— START PROVIDED MATERIAL —
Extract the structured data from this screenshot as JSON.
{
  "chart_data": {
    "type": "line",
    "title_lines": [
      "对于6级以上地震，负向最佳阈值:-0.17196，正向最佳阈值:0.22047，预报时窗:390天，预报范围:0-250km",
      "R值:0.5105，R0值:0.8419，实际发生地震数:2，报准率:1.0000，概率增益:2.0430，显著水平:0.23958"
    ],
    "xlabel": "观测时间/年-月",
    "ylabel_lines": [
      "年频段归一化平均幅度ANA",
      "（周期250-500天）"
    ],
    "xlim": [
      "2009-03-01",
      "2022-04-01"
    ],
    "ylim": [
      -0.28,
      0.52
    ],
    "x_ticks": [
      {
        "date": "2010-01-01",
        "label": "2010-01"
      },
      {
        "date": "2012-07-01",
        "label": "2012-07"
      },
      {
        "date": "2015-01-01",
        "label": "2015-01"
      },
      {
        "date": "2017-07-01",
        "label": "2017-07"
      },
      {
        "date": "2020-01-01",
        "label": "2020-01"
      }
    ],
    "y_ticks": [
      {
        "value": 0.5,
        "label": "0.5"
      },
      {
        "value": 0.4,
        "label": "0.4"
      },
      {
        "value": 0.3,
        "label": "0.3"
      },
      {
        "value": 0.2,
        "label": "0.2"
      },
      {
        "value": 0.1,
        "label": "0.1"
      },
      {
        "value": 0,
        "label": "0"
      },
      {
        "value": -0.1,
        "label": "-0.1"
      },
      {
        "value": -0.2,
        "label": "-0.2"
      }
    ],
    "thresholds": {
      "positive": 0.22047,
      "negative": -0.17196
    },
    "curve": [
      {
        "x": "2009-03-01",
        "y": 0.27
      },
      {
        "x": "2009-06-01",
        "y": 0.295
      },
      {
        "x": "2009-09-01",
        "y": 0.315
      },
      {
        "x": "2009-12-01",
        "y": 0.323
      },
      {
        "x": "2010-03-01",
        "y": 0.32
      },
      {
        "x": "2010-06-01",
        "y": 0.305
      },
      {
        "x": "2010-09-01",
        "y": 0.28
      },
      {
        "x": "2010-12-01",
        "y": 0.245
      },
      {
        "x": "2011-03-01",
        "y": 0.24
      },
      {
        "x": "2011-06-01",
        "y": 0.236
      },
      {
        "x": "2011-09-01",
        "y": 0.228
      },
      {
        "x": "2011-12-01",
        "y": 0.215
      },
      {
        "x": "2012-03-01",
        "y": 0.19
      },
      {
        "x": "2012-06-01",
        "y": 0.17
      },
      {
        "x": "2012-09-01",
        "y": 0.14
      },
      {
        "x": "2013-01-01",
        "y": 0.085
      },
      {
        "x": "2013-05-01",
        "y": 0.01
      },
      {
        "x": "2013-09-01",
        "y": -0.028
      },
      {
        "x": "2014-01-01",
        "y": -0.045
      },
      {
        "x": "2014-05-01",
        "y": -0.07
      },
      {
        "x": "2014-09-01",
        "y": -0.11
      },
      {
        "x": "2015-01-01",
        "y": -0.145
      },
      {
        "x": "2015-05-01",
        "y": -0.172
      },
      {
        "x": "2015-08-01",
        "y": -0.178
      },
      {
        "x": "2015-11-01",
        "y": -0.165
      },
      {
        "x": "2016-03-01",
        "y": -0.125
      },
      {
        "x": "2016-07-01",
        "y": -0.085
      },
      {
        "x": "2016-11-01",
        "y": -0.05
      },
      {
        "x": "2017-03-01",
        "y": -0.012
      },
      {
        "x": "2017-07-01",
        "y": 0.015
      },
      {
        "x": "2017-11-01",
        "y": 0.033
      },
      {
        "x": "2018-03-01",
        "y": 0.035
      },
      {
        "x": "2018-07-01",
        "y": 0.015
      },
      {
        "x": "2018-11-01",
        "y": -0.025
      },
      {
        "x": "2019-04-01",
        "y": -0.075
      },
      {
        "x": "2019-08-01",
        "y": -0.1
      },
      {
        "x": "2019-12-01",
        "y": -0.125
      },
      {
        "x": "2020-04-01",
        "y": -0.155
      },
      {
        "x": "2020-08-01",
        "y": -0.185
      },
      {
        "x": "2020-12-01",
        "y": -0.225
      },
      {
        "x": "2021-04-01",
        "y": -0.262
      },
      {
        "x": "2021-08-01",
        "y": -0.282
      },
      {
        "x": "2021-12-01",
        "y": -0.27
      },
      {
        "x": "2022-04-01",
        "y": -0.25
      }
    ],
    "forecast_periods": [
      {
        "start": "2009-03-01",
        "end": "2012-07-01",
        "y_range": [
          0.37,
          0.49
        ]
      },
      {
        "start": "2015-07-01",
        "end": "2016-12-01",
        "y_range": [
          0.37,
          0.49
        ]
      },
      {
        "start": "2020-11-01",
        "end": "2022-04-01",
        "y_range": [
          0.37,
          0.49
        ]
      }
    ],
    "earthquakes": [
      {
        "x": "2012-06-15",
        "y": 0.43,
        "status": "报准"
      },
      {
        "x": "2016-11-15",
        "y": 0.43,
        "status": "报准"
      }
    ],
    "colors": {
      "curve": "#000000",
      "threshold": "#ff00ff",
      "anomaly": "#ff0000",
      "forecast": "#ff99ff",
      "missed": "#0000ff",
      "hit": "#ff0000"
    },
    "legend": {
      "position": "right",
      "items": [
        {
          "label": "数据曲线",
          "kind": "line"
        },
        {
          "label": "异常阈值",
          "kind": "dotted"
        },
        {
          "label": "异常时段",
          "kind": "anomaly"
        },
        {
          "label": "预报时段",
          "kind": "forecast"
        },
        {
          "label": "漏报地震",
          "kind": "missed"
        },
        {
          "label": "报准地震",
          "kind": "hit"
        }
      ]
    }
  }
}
— END PROVIDED MATERIAL —
§ DIRECTIVE:
Isolate the lines above that contain the word "kind" and copy them.

§ RESULT BELOW:
          "kind": "line"
          "kind": "dotted"
          "kind": "anomaly"
          "kind": "forecast"
          "kind": "missed"
          "kind": "hit"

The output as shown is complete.